*** EXCERPTED DATA ***

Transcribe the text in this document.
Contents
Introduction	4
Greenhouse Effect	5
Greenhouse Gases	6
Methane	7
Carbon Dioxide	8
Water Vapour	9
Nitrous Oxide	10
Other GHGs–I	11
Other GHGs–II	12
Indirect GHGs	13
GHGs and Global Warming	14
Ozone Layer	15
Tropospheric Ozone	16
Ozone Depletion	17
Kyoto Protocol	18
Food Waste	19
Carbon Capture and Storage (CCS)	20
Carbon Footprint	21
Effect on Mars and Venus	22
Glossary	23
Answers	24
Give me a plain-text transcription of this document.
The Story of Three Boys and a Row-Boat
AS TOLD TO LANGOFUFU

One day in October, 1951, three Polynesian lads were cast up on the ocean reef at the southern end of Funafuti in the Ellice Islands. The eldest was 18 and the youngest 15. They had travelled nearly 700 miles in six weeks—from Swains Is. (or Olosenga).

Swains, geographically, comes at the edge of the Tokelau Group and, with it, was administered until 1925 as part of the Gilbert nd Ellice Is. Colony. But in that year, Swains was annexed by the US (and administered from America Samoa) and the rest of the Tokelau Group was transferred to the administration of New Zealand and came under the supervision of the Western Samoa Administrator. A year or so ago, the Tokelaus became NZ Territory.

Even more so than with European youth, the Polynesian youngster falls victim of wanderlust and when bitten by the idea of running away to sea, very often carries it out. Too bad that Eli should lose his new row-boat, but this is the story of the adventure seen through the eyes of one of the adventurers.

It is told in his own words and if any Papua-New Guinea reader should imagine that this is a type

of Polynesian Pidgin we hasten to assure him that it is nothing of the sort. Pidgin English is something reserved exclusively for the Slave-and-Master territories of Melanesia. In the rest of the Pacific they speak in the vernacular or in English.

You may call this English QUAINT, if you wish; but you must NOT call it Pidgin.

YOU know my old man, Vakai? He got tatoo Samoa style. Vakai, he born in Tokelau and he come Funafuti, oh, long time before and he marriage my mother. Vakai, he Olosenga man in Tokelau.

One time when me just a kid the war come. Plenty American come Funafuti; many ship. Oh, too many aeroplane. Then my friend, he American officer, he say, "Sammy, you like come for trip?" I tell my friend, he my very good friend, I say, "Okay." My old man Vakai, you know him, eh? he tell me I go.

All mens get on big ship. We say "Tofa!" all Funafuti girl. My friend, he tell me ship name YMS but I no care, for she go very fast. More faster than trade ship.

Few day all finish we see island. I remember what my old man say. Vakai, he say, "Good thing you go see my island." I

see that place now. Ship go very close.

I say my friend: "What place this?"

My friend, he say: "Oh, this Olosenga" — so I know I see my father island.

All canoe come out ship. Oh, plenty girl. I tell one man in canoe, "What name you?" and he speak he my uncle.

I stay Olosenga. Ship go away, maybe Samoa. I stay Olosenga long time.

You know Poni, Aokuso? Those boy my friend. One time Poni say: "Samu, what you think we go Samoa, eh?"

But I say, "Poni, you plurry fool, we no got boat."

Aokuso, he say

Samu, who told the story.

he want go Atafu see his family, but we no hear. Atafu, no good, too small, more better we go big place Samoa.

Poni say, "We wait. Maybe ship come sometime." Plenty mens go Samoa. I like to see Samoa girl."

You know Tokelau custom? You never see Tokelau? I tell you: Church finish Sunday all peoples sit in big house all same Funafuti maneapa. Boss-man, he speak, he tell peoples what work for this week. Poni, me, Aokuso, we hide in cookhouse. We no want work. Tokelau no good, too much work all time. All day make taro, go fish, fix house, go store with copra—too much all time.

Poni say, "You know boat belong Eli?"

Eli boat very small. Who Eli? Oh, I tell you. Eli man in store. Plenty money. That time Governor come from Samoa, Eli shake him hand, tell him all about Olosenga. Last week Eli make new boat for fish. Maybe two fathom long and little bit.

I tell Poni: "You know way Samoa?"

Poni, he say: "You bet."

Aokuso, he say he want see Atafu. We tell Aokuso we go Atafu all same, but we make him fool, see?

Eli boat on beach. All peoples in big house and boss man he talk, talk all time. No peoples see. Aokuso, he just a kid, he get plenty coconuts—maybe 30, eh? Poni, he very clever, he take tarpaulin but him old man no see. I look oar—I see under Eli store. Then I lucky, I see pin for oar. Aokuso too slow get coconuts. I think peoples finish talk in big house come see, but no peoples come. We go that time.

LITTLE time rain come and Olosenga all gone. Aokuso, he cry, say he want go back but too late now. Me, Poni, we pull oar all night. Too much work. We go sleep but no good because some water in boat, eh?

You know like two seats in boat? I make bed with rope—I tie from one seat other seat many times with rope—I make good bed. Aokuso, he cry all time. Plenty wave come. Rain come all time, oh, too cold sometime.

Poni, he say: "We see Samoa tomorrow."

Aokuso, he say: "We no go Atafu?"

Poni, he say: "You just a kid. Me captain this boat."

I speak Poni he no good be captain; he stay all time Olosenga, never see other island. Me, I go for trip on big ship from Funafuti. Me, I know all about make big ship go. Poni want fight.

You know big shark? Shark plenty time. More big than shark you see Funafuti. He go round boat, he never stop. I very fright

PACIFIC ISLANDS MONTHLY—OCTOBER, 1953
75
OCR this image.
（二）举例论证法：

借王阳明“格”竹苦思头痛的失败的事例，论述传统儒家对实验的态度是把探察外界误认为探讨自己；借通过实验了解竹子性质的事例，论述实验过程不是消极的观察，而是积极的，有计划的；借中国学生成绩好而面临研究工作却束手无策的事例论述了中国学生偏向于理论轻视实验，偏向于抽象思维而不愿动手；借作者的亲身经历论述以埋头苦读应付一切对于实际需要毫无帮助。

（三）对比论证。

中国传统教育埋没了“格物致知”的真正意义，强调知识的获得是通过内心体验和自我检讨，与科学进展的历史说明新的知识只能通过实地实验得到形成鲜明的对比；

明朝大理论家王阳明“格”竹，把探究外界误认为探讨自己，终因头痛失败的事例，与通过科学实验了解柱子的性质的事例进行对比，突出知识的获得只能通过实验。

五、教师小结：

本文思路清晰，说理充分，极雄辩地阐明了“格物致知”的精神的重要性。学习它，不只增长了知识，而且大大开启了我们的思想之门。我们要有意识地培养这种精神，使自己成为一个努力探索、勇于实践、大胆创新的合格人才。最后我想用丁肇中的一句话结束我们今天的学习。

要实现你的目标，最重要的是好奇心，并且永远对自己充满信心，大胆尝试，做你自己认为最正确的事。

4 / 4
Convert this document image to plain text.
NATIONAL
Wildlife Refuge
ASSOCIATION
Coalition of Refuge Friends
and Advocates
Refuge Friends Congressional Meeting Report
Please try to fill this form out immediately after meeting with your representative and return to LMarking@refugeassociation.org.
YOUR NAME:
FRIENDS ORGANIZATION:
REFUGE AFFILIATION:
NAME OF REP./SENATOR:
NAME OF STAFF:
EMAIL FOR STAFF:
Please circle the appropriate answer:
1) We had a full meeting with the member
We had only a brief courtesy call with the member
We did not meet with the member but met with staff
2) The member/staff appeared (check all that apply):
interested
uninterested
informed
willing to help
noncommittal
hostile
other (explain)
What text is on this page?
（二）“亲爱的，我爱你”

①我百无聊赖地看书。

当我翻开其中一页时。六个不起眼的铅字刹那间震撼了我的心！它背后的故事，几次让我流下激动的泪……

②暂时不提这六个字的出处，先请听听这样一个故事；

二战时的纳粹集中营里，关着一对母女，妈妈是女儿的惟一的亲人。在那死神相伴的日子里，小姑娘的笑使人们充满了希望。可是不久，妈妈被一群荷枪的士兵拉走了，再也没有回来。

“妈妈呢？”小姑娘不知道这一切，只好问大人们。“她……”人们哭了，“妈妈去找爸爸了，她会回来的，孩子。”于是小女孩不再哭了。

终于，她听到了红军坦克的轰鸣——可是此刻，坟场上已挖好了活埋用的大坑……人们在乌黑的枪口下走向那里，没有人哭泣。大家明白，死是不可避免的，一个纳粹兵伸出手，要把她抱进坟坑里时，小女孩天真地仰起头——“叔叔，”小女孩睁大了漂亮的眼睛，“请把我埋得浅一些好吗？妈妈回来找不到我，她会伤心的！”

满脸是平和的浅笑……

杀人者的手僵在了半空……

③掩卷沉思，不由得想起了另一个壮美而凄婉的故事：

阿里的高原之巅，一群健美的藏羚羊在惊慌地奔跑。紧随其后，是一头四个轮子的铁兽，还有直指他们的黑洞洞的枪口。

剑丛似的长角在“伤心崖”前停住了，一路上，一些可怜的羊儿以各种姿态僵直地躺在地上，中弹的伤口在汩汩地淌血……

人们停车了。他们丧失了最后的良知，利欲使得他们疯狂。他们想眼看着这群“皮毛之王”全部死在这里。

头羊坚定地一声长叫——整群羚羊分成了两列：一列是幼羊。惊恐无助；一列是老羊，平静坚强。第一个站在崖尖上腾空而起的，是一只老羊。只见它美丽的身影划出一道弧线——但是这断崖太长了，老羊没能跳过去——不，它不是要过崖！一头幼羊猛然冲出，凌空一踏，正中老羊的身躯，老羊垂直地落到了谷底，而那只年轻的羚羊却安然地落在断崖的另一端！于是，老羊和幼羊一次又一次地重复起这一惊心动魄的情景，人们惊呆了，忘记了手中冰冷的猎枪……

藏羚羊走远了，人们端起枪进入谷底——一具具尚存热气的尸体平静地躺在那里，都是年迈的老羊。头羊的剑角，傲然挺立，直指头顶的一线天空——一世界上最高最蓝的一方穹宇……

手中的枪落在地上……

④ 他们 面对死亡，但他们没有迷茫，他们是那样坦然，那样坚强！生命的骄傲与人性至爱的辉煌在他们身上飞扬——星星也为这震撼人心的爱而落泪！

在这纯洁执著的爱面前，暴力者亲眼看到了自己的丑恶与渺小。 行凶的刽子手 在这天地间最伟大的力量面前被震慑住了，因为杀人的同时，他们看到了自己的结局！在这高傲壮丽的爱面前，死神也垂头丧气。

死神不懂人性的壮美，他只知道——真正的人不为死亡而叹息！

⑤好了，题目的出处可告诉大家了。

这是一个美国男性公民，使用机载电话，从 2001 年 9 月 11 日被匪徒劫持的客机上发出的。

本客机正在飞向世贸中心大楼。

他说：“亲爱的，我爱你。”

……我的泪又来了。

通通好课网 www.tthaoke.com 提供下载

***

> [PROBLEM] All lines that include "Ozone" are to be gathered and copied.

> [TASK SOLUTION]
Ozone Layer	15
Tropospheric Ozone	16
Ozone Depletion	17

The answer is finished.